--- OBJECTIVE ---
Reproduce all the lines below exactly and omit the images.

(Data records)

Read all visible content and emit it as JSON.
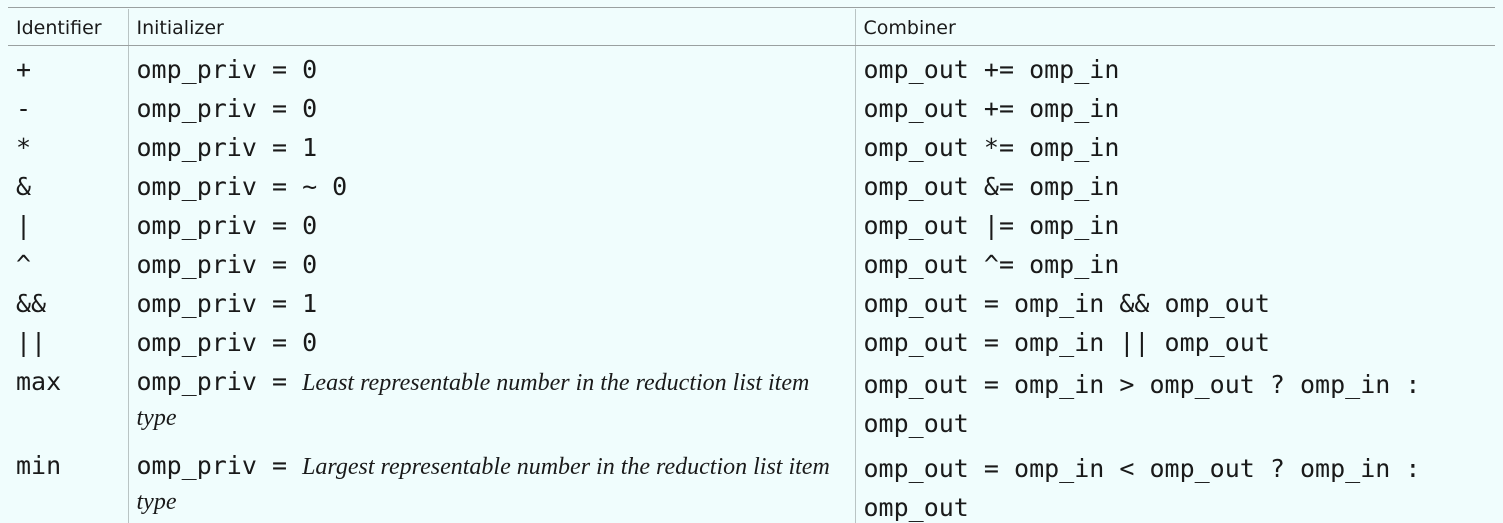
{
  "table": {
    "headers": {
      "identifier": "Identifier",
      "initializer": "Initializer",
      "combiner": "Combiner"
    },
    "rows": [
      {
        "identifier": "+",
        "init_code": "omp_priv = 0",
        "init_desc": "",
        "combiner": "omp_out += omp_in"
      },
      {
        "identifier": "-",
        "init_code": "omp_priv = 0",
        "init_desc": "",
        "combiner": "omp_out += omp_in"
      },
      {
        "identifier": "*",
        "init_code": "omp_priv = 1",
        "init_desc": "",
        "combiner": "omp_out *= omp_in"
      },
      {
        "identifier": "&",
        "init_code": "omp_priv = ~ 0",
        "init_desc": "",
        "combiner": "omp_out &= omp_in"
      },
      {
        "identifier": "|",
        "init_code": "omp_priv = 0",
        "init_desc": "",
        "combiner": "omp_out |= omp_in"
      },
      {
        "identifier": "^",
        "init_code": "omp_priv = 0",
        "init_desc": "",
        "combiner": "omp_out ^= omp_in"
      },
      {
        "identifier": "&&",
        "init_code": "omp_priv = 1",
        "init_desc": "",
        "combiner": "omp_out = omp_in && omp_out"
      },
      {
        "identifier": "||",
        "init_code": "omp_priv = 0",
        "init_desc": "",
        "combiner": "omp_out = omp_in || omp_out"
      },
      {
        "identifier": "max",
        "init_code": "omp_priv =",
        "init_desc": "Least representable number in the reduction list item type",
        "combiner": "omp_out = omp_in > omp_out ? omp_in : omp_out"
      },
      {
        "identifier": "min",
        "init_code": "omp_priv =",
        "init_desc": "Largest representable number in the reduction list item type",
        "combiner": "omp_out = omp_in < omp_out ? omp_in : omp_out"
      }
    ]
  }
}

--- WRITTEN SOLUTION ---
Read all visible content and emit it as JSON.
{
  "table": {
    "headers": {
      "identifier": "Identifier",
      "initializer": "Initializer",
      "combiner": "Combiner"
    },
    "rows": [
      {
        "identifier": "+",
        "init_code": "omp_priv = 0",
        "init_desc": "",
        "combiner": "omp_out += omp_in"
      },
      {
        "identifier": "-",
        "init_code": "omp_priv = 0",
        "init_desc": "",
        "combiner": "omp_out += omp_in"
      },
      {
        "identifier": "*",
        "init_code": "omp_priv = 1",
        "init_desc": "",
        "combiner": "omp_out *= omp_in"
      },
      {
        "identifier": "&",
        "init_code": "omp_priv = ~ 0",
        "init_desc": "",
        "combiner": "omp_out &= omp_in"
      },
      {
        "identifier": "|",
        "init_code": "omp_priv = 0",
        "init_desc": "",
        "combiner": "omp_out |= omp_in"
      },
      {
        "identifier": "^",
        "init_code": "omp_priv = 0",
        "init_desc": "",
        "combiner": "omp_out ^= omp_in"
      },
      {
        "identifier": "&&",
        "init_code": "omp_priv = 1",
        "init_desc": "",
        "combiner": "omp_out = omp_in && omp_out"
      },
      {
        "identifier": "||",
        "init_code": "omp_priv = 0",
        "init_desc": "",
        "combiner": "omp_out = omp_in || omp_out"
      },
      {
        "identifier": "max",
        "init_code": "omp_priv =",
        "init_desc": "Least representable number in the reduction list item type",
        "combiner": "omp_out = omp_in > omp_out ? omp_in : omp_out"
      },
      {
        "identifier": "min",
        "init_code": "omp_priv =",
        "init_desc": "Largest representable number in the reduction list item type",
        "combiner": "omp_out = omp_in < omp_out ? omp_in : omp_out"
      }
    ]
  }
}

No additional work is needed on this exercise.